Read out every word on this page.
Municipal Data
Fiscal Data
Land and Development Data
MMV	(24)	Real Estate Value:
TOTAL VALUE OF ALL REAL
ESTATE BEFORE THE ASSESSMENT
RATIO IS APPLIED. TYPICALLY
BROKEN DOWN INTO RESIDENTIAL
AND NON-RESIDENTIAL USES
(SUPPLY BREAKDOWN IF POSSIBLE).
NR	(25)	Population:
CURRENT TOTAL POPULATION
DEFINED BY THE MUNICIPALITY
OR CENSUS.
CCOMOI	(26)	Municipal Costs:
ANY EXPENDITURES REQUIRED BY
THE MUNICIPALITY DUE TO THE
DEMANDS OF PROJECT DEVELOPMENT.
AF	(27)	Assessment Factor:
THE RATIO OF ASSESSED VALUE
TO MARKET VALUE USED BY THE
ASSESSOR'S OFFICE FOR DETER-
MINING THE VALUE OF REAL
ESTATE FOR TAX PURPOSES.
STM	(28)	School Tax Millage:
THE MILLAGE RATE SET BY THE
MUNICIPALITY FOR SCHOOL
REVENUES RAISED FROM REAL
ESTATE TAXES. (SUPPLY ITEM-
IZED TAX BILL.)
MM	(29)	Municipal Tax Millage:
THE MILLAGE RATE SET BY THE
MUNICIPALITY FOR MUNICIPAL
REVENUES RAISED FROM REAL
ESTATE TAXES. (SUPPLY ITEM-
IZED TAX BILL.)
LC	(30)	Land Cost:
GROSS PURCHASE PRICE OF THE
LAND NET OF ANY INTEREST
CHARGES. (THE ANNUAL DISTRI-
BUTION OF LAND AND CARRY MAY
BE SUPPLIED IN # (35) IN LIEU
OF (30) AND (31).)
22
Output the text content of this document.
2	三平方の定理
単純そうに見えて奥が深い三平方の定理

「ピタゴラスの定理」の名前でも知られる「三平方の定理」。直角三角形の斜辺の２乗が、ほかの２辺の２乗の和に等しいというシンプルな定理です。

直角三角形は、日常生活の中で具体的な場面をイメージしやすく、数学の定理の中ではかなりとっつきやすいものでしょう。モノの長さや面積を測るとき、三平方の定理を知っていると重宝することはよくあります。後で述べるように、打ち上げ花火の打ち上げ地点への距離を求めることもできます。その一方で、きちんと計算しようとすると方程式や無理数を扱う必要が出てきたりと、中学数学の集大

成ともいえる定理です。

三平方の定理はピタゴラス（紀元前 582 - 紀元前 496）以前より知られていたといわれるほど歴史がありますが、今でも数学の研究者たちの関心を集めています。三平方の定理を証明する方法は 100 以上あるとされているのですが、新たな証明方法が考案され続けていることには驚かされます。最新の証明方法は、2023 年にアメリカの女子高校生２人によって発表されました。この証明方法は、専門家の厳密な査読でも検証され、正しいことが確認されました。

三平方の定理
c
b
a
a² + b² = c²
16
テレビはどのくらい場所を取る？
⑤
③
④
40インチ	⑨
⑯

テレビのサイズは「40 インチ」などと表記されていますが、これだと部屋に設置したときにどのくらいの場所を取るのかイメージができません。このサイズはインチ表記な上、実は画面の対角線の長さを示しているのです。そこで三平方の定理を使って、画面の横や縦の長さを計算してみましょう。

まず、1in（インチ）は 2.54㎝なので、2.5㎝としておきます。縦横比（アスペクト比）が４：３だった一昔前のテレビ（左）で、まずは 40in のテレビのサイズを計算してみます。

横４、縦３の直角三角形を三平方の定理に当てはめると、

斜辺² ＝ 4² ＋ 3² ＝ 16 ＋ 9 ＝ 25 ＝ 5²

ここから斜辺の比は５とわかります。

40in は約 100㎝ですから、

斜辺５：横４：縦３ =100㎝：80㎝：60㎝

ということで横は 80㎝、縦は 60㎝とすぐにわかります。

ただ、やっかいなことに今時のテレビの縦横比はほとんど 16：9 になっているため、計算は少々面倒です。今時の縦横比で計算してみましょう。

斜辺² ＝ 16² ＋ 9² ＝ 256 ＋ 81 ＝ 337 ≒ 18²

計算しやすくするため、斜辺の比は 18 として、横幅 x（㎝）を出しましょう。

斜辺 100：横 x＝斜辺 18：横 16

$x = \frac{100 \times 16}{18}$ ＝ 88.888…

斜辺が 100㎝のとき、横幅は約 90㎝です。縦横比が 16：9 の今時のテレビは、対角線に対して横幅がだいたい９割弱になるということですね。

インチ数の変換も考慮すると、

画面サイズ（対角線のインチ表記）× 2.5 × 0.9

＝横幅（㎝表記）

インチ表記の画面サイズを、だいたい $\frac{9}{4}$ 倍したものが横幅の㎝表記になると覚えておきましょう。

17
━━━━
Locate and copy each line in the data above that includes the word "RESIDENTIAL".

BROKEN DOWN INTO RESIDENTIAL
AND NON-RESIDENTIAL USES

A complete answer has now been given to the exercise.